__Aim of the task__. Reproduce the records exactly.

*****

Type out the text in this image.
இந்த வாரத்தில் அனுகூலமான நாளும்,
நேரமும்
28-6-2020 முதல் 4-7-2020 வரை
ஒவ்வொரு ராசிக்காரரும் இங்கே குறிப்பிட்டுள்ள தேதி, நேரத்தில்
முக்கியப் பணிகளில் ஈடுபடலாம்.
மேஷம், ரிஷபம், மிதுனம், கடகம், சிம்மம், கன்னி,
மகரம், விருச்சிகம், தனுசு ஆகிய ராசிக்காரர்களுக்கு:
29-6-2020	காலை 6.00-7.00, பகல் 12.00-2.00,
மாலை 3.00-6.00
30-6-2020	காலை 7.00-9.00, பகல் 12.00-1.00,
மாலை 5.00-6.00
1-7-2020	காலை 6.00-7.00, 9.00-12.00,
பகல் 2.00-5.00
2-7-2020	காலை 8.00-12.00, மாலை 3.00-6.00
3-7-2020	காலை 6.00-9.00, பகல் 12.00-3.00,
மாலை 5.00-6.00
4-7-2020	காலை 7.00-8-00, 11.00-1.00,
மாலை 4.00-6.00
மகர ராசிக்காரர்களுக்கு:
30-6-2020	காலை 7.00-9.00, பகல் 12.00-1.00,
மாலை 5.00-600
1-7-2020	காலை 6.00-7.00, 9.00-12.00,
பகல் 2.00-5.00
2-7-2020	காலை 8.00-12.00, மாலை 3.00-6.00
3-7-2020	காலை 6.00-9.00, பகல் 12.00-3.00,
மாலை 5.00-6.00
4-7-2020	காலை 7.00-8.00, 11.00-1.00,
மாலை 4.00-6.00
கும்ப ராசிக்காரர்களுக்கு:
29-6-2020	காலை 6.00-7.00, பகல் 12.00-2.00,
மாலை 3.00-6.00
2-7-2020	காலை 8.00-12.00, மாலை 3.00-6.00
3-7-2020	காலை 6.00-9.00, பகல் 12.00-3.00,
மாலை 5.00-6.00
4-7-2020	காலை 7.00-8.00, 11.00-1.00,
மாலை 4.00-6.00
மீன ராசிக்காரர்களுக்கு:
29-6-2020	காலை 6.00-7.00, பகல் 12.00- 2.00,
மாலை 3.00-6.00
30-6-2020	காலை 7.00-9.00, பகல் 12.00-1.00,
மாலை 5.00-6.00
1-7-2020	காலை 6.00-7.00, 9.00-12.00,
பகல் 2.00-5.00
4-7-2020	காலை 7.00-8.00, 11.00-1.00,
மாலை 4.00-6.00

*****

__Output below__.
Type out the text in this image.
இந்த வாரத்தில் அனுகூலமான நாளும்,
நேரமும்
28-6-2020 முதல் 4-7-2020 வரை
ஒவ்வொரு ராசிக்காரரும் இங்கே குறிப்பிட்டுள்ள தேதி, நேரத்தில்
முக்கியப் பணிகளில் ஈடுபடலாம்.
மேஷம், ரிஷபம், மிதுனம், கடகம், சிம்மம், கன்னி,
மகரம், விருச்சிகம், தனுசு ஆகிய ராசிக்காரர்களுக்கு:
29-6-2020	காலை 6.00-7.00, பகல் 12.00-2.00,
மாலை 3.00-6.00
30-6-2020	காலை 7.00-9.00, பகல் 12.00-1.00,
மாலை 5.00-6.00
1-7-2020	காலை 6.00-7.00, 9.00-12.00,
பகல் 2.00-5.00
2-7-2020	காலை 8.00-12.00, மாலை 3.00-6.00
3-7-2020	காலை 6.00-9.00, பகல் 12.00-3.00,
மாலை 5.00-6.00
4-7-2020	காலை 7.00-8-00, 11.00-1.00,
மாலை 4.00-6.00
மகர ராசிக்காரர்களுக்கு:
30-6-2020	காலை 7.00-9.00, பகல் 12.00-1.00,
மாலை 5.00-600
1-7-2020	காலை 6.00-7.00, 9.00-12.00,
பகல் 2.00-5.00
2-7-2020	காலை 8.00-12.00, மாலை 3.00-6.00
3-7-2020	காலை 6.00-9.00, பகல் 12.00-3.00,
மாலை 5.00-6.00
4-7-2020	காலை 7.00-8.00, 11.00-1.00,
மாலை 4.00-6.00
கும்ப ராசிக்காரர்களுக்கு:
29-6-2020	காலை 6.00-7.00, பகல் 12.00-2.00,
மாலை 3.00-6.00
2-7-2020	காலை 8.00-12.00, மாலை 3.00-6.00
3-7-2020	காலை 6.00-9.00, பகல் 12.00-3.00,
மாலை 5.00-6.00
4-7-2020	காலை 7.00-8.00, 11.00-1.00,
மாலை 4.00-6.00
மீன ராசிக்காரர்களுக்கு:
29-6-2020	காலை 6.00-7.00, பகல் 12.00- 2.00,
மாலை 3.00-6.00
30-6-2020	காலை 7.00-9.00, பகல் 12.00-1.00,
மாலை 5.00-6.00
1-7-2020	காலை 6.00-7.00, 9.00-12.00,
பகல் 2.00-5.00
4-7-2020	காலை 7.00-8.00, 11.00-1.00,
மாலை 4.00-6.00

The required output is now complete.